- Document extract
Content starts

The key to this concept is the conservation of the GnRH molecule across 400 million years of vertebrate evolution from its origins as the yeast alpha-mating pheromone at the advent of sexual reproduction in unicellular organisms. That “key” is also why it is important for proponents of random mutations theory to attempt to explain-away both the conservation of the GnRH ligand and the diversification of its receptor, which underlies self / non-self recognition that is due to primate neuroimmune system evolution as well as the evolution of the primate neuroendocrine system, which is responsible for nutrient-dependent sexual reproduction.
I have not seen anything that suggests how random mutations could lead to the apparent design in biology of an evolved gene, cell, tissue, organ, organ system pathway. Similarly, no evidence suggests that random mutations link sensory input to transgenerational epigenetic inheritance and effects on vertebrate neuroendocrine and neuroimmune systems via adaptive evolution of ecological, social , neurogenic, and socio-cognitive niche construction.
There is, however, evidence that group selection in microbes is dependent on circumstances in which one species ingests the other. This leads to the advent of multicellularity and increased ability of the newly evolved multicellular organism to ingest more nutrients (supplied through additional ingestion of the other species).

Content ends

- Records provided

Content starts

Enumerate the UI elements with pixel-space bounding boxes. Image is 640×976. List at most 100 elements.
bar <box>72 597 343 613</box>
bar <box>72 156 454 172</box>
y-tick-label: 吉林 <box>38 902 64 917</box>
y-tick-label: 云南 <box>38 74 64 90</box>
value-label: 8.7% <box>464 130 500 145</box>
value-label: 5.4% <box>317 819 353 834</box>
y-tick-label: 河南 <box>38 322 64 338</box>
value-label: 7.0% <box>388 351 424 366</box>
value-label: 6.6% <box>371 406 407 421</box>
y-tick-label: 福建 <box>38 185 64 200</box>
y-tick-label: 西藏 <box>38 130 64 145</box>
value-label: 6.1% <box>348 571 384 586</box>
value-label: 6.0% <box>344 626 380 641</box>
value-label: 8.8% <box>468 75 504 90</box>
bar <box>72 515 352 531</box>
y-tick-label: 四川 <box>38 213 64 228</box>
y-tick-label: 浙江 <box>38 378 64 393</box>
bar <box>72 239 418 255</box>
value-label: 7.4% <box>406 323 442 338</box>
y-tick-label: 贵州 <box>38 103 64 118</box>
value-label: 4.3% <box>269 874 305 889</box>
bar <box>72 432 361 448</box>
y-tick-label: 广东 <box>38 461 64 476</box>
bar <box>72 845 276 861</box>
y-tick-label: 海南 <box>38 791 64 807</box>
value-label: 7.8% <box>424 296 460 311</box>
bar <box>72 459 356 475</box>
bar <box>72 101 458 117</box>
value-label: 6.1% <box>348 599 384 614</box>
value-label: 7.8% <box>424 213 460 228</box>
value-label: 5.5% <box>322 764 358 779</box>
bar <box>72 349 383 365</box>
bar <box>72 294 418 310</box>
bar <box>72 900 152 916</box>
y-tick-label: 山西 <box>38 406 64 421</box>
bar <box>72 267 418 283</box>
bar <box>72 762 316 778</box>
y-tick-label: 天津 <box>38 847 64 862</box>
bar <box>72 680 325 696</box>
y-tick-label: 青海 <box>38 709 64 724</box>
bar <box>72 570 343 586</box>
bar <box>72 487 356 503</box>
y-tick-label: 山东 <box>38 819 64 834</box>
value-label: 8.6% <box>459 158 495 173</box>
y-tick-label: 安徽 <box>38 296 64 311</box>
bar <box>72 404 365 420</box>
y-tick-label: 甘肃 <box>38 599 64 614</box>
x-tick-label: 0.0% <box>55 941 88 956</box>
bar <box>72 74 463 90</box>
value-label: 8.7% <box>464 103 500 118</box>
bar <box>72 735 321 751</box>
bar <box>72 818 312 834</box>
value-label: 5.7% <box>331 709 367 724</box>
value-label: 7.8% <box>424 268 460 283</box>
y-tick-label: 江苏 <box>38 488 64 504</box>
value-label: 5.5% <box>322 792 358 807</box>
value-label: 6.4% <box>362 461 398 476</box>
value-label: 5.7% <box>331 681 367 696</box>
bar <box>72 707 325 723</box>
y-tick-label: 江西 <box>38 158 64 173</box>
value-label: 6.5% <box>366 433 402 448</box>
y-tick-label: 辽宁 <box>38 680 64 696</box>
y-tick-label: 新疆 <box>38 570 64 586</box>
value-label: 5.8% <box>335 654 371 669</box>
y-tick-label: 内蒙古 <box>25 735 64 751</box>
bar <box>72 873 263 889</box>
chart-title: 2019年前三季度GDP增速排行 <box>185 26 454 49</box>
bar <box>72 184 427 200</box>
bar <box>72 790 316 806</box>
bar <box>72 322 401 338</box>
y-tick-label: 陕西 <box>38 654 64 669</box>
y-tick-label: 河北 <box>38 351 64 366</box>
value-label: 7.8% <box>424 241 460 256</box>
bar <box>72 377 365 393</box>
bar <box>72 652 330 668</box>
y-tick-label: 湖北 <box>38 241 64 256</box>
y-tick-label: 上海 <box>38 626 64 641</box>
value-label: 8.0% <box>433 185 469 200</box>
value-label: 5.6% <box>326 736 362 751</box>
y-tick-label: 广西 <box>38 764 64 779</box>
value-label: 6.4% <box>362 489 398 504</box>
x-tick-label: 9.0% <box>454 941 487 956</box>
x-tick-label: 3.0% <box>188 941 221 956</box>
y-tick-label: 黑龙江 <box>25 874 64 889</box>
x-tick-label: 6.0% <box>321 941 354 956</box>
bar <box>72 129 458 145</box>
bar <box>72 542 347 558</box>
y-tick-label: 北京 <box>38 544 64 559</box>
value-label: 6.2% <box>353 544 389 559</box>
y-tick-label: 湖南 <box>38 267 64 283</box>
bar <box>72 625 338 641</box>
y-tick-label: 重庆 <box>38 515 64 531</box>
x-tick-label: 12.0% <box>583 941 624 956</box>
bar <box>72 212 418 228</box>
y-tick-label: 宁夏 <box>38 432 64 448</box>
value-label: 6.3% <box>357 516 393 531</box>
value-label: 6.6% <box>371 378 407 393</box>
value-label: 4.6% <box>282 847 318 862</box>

Content ends

From the passage on GnRH evolution, return the words starting with "There is, however, evidence" and going on through "the other species).", copied without any change.

- Response box
There is, however, evidence that group selection in microbes is dependent on circumstances in which one species ingests the other. This leads to the advent of multicellularity and increased ability of the newly evolved multicellular organism to ingest more nutrients (supplied through additional ingestion of the other species).